(Work to do) Go through the entries below and pick out every line with "title".

[A block of data]

##############################

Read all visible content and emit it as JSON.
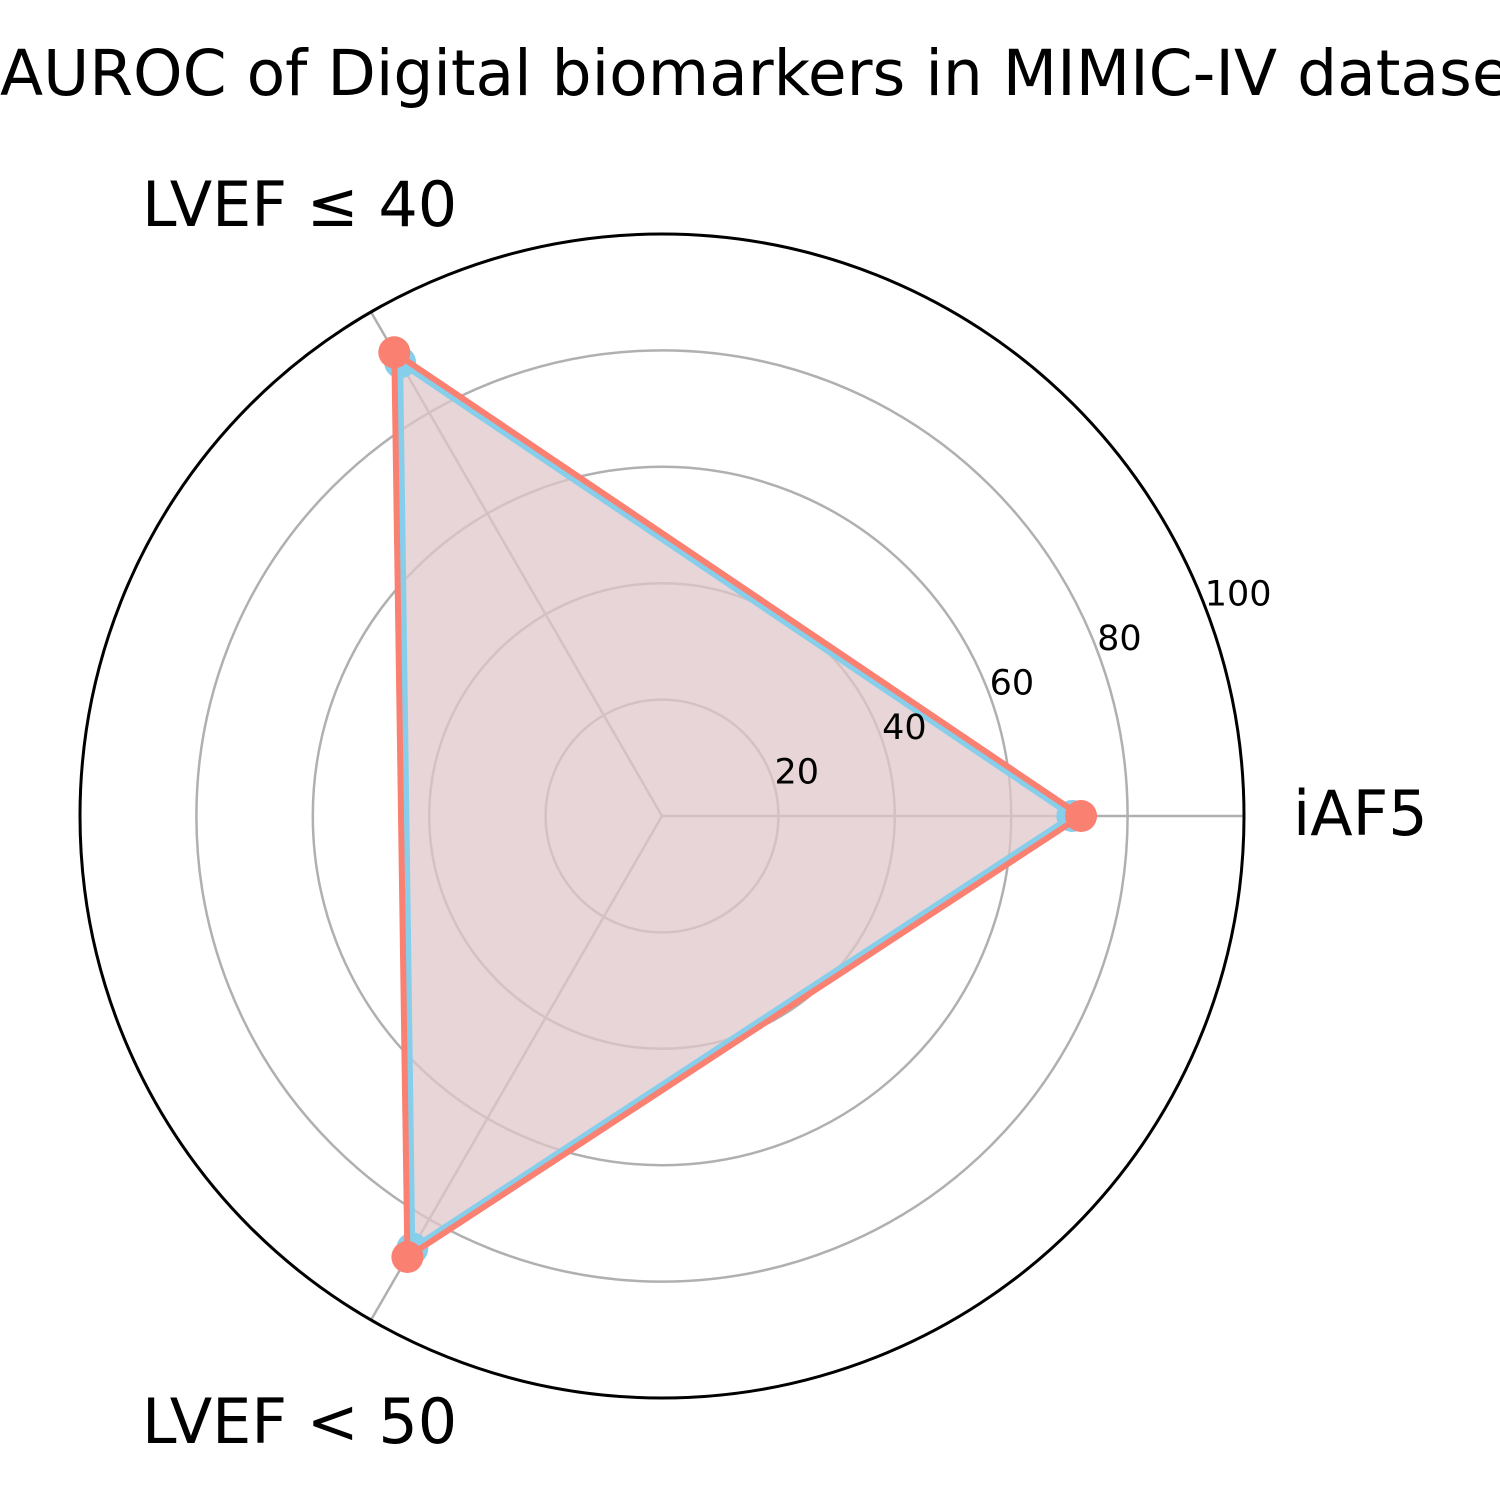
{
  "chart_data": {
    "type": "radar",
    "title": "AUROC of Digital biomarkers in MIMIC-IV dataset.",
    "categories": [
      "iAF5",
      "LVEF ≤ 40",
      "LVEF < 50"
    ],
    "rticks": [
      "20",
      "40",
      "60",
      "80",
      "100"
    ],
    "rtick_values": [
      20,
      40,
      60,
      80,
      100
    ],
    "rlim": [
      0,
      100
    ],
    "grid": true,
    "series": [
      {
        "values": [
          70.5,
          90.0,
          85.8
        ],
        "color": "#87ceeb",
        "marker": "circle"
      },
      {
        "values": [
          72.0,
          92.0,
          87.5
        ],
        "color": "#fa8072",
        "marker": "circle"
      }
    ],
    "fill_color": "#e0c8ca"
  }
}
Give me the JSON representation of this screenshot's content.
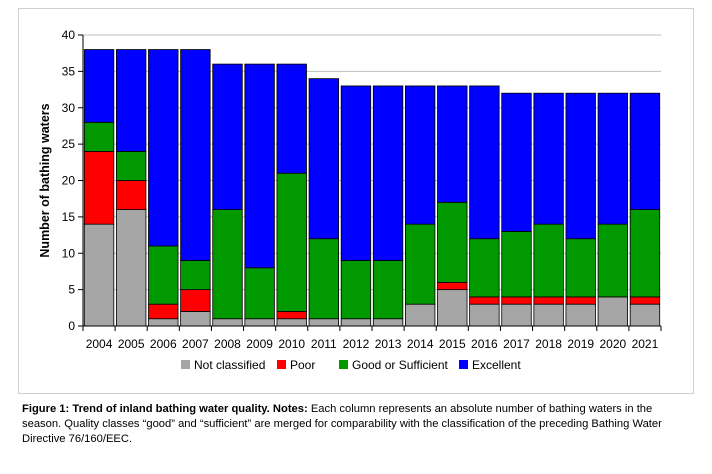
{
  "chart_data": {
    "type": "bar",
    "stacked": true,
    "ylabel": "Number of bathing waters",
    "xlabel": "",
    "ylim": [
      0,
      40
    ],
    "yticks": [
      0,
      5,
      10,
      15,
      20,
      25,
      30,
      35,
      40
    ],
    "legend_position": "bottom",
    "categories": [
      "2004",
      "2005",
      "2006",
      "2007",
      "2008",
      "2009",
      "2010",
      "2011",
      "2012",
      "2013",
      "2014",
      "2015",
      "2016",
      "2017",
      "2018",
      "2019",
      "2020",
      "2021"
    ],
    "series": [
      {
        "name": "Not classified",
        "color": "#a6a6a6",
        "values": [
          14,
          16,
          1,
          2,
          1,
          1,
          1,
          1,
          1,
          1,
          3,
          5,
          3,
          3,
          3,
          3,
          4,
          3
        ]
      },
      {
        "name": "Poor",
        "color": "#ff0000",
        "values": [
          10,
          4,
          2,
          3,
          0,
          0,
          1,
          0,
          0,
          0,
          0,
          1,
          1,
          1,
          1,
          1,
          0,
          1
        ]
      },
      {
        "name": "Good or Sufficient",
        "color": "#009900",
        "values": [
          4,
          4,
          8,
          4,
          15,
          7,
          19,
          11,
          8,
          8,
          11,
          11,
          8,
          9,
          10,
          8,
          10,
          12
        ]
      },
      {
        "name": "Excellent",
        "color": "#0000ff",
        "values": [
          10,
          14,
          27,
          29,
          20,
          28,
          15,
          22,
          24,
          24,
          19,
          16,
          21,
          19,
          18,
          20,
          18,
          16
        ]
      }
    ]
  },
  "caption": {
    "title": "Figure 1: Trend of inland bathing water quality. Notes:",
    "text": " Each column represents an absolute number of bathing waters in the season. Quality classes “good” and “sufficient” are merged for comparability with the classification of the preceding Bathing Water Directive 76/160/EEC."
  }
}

##############################

(Response to the exercise)
    "title": "AUROC of Digital biomarkers in MIMIC-IV dataset.",
    "title": "Figure 1: Trend of inland bathing water quality. Notes:",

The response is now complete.